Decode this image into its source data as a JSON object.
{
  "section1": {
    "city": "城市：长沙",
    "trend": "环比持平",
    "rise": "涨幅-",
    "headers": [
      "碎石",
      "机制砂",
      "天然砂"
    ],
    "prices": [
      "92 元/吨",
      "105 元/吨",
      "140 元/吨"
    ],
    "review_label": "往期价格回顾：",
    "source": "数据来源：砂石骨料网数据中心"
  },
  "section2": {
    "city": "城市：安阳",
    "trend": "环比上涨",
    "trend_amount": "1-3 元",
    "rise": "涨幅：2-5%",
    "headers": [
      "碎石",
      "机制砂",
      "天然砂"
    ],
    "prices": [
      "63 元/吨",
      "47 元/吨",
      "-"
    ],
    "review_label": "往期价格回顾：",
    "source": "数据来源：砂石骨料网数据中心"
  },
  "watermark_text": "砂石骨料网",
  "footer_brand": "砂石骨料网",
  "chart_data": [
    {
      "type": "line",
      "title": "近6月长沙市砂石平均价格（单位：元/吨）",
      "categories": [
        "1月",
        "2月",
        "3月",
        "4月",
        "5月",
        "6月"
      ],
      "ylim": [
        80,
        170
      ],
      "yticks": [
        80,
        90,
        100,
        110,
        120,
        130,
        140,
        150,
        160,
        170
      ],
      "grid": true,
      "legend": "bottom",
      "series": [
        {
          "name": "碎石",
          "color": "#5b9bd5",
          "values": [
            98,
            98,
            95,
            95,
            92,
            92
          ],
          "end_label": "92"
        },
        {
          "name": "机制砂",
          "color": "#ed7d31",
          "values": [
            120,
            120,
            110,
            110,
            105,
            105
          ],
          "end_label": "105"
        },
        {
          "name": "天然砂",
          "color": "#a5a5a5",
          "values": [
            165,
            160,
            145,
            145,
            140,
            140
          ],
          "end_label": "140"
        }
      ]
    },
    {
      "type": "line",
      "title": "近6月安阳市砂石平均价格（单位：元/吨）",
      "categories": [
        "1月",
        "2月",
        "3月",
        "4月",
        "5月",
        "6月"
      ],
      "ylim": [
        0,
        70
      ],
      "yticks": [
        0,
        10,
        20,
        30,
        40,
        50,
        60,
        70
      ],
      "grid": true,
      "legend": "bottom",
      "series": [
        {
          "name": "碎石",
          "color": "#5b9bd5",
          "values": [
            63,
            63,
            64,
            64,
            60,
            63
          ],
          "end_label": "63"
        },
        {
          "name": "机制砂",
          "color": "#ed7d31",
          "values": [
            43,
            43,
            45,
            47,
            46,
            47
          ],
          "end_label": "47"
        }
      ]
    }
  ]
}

Goal:
Write the entire listing out again, word for word.

Right answer:
Decode this image into its source data as a JSON object.
{
  "section1": {
    "city": "城市：长沙",
    "trend": "环比持平",
    "rise": "涨幅-",
    "headers": [
      "碎石",
      "机制砂",
      "天然砂"
    ],
    "prices": [
      "92 元/吨",
      "105 元/吨",
      "140 元/吨"
    ],
    "review_label": "往期价格回顾：",
    "source": "数据来源：砂石骨料网数据中心"
  },
  "section2": {
    "city": "城市：安阳",
    "trend": "环比上涨",
    "trend_amount": "1-3 元",
    "rise": "涨幅：2-5%",
    "headers": [
      "碎石",
      "机制砂",
      "天然砂"
    ],
    "prices": [
      "63 元/吨",
      "47 元/吨",
      "-"
    ],
    "review_label": "往期价格回顾：",
    "source": "数据来源：砂石骨料网数据中心"
  },
  "watermark_text": "砂石骨料网",
  "footer_brand": "砂石骨料网",
  "chart_data": [
    {
      "type": "line",
      "title": "近6月长沙市砂石平均价格（单位：元/吨）",
      "categories": [
        "1月",
        "2月",
        "3月",
        "4月",
        "5月",
        "6月"
      ],
      "ylim": [
        80,
        170
      ],
      "yticks": [
        80,
        90,
        100,
        110,
        120,
        130,
        140,
        150,
        160,
        170
      ],
      "grid": true,
      "legend": "bottom",
      "series": [
        {
          "name": "碎石",
          "color": "#5b9bd5",
          "values": [
            98,
            98,
            95,
            95,
            92,
            92
          ],
          "end_label": "92"
        },
        {
          "name": "机制砂",
          "color": "#ed7d31",
          "values": [
            120,
            120,
            110,
            110,
            105,
            105
          ],
          "end_label": "105"
        },
        {
          "name": "天然砂",
          "color": "#a5a5a5",
          "values": [
            165,
            160,
            145,
            145,
            140,
            140
          ],
          "end_label": "140"
        }
      ]
    },
    {
      "type": "line",
      "title": "近6月安阳市砂石平均价格（单位：元/吨）",
      "categories": [
        "1月",
        "2月",
        "3月",
        "4月",
        "5月",
        "6月"
      ],
      "ylim": [
        0,
        70
      ],
      "yticks": [
        0,
        10,
        20,
        30,
        40,
        50,
        60,
        70
      ],
      "grid": true,
      "legend": "bottom",
      "series": [
        {
          "name": "碎石",
          "color": "#5b9bd5",
          "values": [
            63,
            63,
            64,
            64,
            60,
            63
          ],
          "end_label": "63"
        },
        {
          "name": "机制砂",
          "color": "#ed7d31",
          "values": [
            43,
            43,
            45,
            47,
            46,
            47
          ],
          "end_label": "47"
        }
      ]
    }
  ]
}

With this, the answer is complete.